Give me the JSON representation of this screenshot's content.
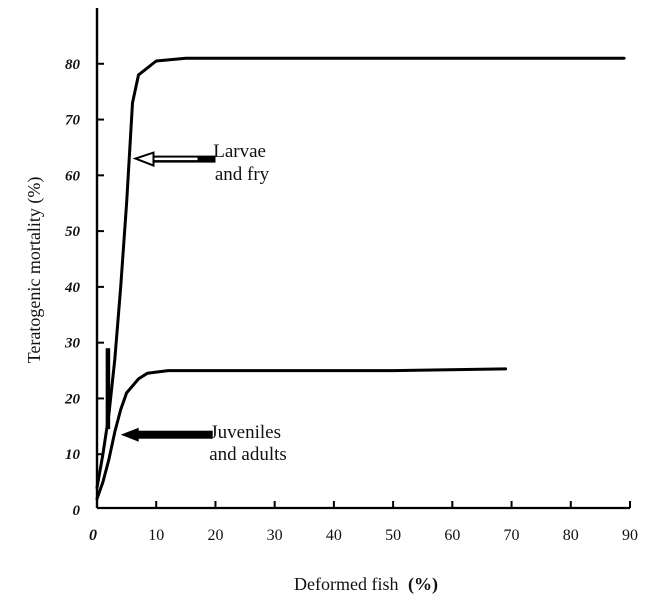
{
  "chart_data": {
    "type": "line",
    "xlabel": "Deformed fish",
    "xlabel_unit": "(%)",
    "ylabel": "Teratogenic mortality (%)",
    "xlim": [
      0,
      90
    ],
    "ylim": [
      0,
      90
    ],
    "grid": false,
    "x_ticks": [
      "0",
      "10",
      "20",
      "30",
      "40",
      "50",
      "60",
      "70",
      "80",
      "90"
    ],
    "y_ticks": [
      "0",
      "10",
      "20",
      "30",
      "40",
      "50",
      "60",
      "70",
      "80"
    ],
    "series": [
      {
        "points": [
          [
            0,
            4
          ],
          [
            1,
            10
          ],
          [
            2,
            17
          ],
          [
            3,
            27
          ],
          [
            4,
            40
          ],
          [
            5,
            55
          ],
          [
            6,
            73
          ],
          [
            7,
            78
          ],
          [
            10,
            80.5
          ],
          [
            15,
            81
          ],
          [
            30,
            81
          ],
          [
            60,
            81
          ],
          [
            89,
            81
          ]
        ]
      },
      {
        "points": [
          [
            0,
            2
          ],
          [
            1,
            5
          ],
          [
            2,
            9
          ],
          [
            3,
            14
          ],
          [
            4,
            18
          ],
          [
            5,
            21
          ],
          [
            7,
            23.5
          ],
          [
            8.5,
            24.5
          ],
          [
            12,
            25
          ],
          [
            30,
            25
          ],
          [
            50,
            25
          ],
          [
            69,
            25.3
          ]
        ]
      }
    ],
    "annotations": [
      {
        "lines": [
          "Larvae",
          "and fry"
        ],
        "arrow_to": [
          6.5,
          63
        ]
      },
      {
        "lines": [
          "Juveniles",
          "and adults"
        ],
        "arrow_to": [
          4,
          13.5
        ]
      }
    ],
    "marker": {
      "x": 1.8,
      "y_from": 14.5,
      "y_to": 29
    }
  }
}
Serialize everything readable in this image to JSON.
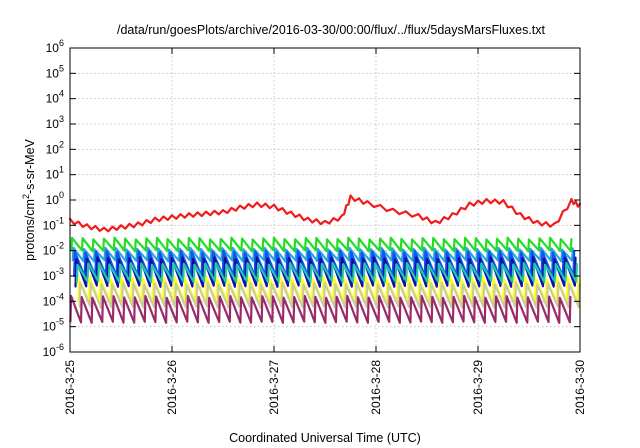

* * * *

__THE PROBLEM__:
Each entry above should be reproduced exactly, with the pictures removed.

__SOLUTION BELOW__:
Give me the JSON representation of this screenshot's content.
{
  "chart_data": {
    "type": "line",
    "xlabel": "Deformed fish",
    "xlabel_unit": "(%)",
    "ylabel": "Teratogenic mortality (%)",
    "xlim": [
      0,
      90
    ],
    "ylim": [
      0,
      90
    ],
    "grid": false,
    "x_ticks": [
      "0",
      "10",
      "20",
      "30",
      "40",
      "50",
      "60",
      "70",
      "80",
      "90"
    ],
    "y_ticks": [
      "0",
      "10",
      "20",
      "30",
      "40",
      "50",
      "60",
      "70",
      "80"
    ],
    "series": [
      {
        "points": [
          [
            0,
            4
          ],
          [
            1,
            10
          ],
          [
            2,
            17
          ],
          [
            3,
            27
          ],
          [
            4,
            40
          ],
          [
            5,
            55
          ],
          [
            6,
            73
          ],
          [
            7,
            78
          ],
          [
            10,
            80.5
          ],
          [
            15,
            81
          ],
          [
            30,
            81
          ],
          [
            60,
            81
          ],
          [
            89,
            81
          ]
        ]
      },
      {
        "points": [
          [
            0,
            2
          ],
          [
            1,
            5
          ],
          [
            2,
            9
          ],
          [
            3,
            14
          ],
          [
            4,
            18
          ],
          [
            5,
            21
          ],
          [
            7,
            23.5
          ],
          [
            8.5,
            24.5
          ],
          [
            12,
            25
          ],
          [
            30,
            25
          ],
          [
            50,
            25
          ],
          [
            69,
            25.3
          ]
        ]
      }
    ],
    "annotations": [
      {
        "lines": [
          "Larvae",
          "and fry"
        ],
        "arrow_to": [
          6.5,
          63
        ]
      },
      {
        "lines": [
          "Juveniles",
          "and adults"
        ],
        "arrow_to": [
          4,
          13.5
        ]
      }
    ],
    "marker": {
      "x": 1.8,
      "y_from": 14.5,
      "y_to": 29
    }
  }
}
Serialize everything readable in this image to JSON.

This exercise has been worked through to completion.